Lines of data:
——
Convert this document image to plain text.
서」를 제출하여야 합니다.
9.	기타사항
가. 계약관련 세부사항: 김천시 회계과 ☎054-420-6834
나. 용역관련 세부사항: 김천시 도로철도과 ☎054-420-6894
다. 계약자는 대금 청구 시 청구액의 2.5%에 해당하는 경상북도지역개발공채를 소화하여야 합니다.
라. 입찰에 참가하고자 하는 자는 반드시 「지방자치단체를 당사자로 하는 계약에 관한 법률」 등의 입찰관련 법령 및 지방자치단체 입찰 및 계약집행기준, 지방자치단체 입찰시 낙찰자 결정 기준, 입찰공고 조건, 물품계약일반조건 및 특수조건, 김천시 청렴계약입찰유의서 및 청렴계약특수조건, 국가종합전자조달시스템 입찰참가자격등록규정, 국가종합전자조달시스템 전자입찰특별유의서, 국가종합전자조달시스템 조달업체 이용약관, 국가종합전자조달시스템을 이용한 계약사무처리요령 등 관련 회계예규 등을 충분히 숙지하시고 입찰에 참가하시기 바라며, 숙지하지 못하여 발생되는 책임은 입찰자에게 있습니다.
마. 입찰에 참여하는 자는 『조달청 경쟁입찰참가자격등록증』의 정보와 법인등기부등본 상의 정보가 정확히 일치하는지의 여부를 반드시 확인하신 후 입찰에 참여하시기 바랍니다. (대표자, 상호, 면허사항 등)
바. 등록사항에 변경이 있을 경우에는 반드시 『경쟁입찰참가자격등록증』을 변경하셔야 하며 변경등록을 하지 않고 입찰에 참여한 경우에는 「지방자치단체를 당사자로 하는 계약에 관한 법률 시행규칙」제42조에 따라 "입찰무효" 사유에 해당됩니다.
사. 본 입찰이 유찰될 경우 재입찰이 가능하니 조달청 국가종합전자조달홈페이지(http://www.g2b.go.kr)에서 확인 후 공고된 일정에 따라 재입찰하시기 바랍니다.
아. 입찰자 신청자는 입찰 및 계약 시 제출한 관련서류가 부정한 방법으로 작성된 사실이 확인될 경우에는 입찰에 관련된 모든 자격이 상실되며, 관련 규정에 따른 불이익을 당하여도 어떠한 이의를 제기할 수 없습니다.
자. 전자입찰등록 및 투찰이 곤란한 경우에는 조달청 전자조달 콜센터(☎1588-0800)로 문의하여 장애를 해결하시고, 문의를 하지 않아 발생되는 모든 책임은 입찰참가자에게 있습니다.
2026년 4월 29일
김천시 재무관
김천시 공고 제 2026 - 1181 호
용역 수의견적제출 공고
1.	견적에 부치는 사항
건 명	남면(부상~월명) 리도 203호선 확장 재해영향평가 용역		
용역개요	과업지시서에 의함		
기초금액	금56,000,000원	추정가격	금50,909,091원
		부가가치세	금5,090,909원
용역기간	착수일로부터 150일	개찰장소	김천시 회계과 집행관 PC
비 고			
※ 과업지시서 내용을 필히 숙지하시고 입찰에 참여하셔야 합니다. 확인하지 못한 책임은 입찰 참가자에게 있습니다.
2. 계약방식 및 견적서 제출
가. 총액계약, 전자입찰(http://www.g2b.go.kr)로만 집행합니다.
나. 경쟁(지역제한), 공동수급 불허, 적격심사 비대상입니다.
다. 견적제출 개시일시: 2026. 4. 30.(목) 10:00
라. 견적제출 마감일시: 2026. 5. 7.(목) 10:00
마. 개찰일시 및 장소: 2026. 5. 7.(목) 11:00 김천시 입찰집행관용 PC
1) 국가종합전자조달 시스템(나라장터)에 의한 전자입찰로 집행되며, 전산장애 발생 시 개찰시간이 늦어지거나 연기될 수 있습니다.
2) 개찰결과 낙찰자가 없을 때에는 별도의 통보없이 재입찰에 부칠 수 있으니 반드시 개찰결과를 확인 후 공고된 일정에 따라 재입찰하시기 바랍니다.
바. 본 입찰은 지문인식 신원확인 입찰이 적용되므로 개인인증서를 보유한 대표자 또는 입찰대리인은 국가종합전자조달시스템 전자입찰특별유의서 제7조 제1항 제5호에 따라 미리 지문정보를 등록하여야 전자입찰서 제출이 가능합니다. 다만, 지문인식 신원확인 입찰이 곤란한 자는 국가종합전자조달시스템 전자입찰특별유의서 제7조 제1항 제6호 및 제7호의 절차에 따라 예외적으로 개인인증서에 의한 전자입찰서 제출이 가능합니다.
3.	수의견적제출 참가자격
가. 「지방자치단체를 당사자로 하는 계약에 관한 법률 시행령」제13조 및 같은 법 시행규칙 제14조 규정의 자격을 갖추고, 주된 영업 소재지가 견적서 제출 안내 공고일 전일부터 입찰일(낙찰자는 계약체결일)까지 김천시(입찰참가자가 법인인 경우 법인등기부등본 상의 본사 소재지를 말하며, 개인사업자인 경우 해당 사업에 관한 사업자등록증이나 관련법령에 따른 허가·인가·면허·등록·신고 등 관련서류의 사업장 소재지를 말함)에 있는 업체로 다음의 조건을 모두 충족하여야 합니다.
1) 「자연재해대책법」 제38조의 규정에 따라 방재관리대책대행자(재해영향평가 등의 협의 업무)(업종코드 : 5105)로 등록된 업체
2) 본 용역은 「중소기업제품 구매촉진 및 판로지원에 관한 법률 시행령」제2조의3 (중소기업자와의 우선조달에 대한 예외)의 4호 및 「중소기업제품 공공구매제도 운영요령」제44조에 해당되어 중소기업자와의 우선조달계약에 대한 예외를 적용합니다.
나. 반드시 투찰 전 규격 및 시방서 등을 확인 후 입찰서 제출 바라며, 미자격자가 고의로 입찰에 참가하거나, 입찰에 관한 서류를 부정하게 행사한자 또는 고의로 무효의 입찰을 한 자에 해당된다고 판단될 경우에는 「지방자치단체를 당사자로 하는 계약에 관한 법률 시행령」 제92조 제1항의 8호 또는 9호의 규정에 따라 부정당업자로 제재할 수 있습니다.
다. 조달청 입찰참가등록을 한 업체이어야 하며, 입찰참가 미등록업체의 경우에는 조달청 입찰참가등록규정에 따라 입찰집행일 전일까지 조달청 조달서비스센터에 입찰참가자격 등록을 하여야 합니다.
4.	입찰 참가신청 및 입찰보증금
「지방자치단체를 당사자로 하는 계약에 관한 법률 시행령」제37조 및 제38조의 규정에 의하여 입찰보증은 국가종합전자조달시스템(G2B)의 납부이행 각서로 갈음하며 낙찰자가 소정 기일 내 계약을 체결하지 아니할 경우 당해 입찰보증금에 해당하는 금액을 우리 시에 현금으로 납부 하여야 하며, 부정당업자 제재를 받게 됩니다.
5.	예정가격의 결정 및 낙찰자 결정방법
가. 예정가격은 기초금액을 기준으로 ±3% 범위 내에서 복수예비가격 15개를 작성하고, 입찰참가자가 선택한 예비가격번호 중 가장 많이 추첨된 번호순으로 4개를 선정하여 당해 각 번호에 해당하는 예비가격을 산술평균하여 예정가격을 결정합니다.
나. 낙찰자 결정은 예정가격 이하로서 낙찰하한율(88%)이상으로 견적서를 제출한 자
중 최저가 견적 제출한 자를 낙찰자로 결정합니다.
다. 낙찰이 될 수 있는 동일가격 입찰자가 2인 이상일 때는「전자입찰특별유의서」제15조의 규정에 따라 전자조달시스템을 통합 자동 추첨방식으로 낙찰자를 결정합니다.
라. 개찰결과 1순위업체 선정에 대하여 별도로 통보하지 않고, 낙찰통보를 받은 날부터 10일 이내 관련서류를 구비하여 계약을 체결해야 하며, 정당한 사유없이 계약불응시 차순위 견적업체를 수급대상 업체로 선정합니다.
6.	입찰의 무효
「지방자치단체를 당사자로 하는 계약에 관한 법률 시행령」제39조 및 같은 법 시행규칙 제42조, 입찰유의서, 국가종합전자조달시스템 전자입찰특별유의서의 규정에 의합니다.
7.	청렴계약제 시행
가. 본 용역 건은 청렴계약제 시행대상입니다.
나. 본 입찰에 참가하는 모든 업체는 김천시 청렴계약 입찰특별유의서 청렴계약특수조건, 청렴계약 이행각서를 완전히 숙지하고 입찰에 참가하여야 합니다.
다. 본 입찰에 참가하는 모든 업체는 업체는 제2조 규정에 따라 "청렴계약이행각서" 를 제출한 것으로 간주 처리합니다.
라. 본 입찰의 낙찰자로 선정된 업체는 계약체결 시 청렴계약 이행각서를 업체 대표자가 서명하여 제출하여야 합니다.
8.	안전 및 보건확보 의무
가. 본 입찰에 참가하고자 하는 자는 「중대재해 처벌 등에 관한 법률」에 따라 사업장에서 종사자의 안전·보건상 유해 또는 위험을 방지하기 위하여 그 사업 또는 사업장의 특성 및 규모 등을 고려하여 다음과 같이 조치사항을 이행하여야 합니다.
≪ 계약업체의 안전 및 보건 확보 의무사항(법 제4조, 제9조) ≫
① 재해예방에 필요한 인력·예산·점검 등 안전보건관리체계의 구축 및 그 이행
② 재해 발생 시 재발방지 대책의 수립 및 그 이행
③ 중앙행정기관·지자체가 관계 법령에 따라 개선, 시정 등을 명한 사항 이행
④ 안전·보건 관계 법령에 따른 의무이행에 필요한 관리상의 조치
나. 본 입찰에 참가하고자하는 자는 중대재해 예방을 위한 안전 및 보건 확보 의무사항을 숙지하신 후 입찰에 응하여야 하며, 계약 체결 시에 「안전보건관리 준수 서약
——
## Work to complete
Find all lines holding the string "결정합니다" and copy them.

## Answer for this exercise
가. 예정가격은 기초금액을 기준으로 ±3% 범위 내에서 복수예비가격 15개를 작성하고, 입찰참가자가 선택한 예비가격번호 중 가장 많이 추첨된 번호순으로 4개를 선정하여 당해 각 번호에 해당하는 예비가격을 산술평균하여 예정가격을 결정합니다.
중 최저가 견적 제출한 자를 낙찰자로 결정합니다.
다. 낙찰이 될 수 있는 동일가격 입찰자가 2인 이상일 때는「전자입찰특별유의서」제15조의 규정에 따라 전자조달시스템을 통합 자동 추첨방식으로 낙찰자를 결정합니다.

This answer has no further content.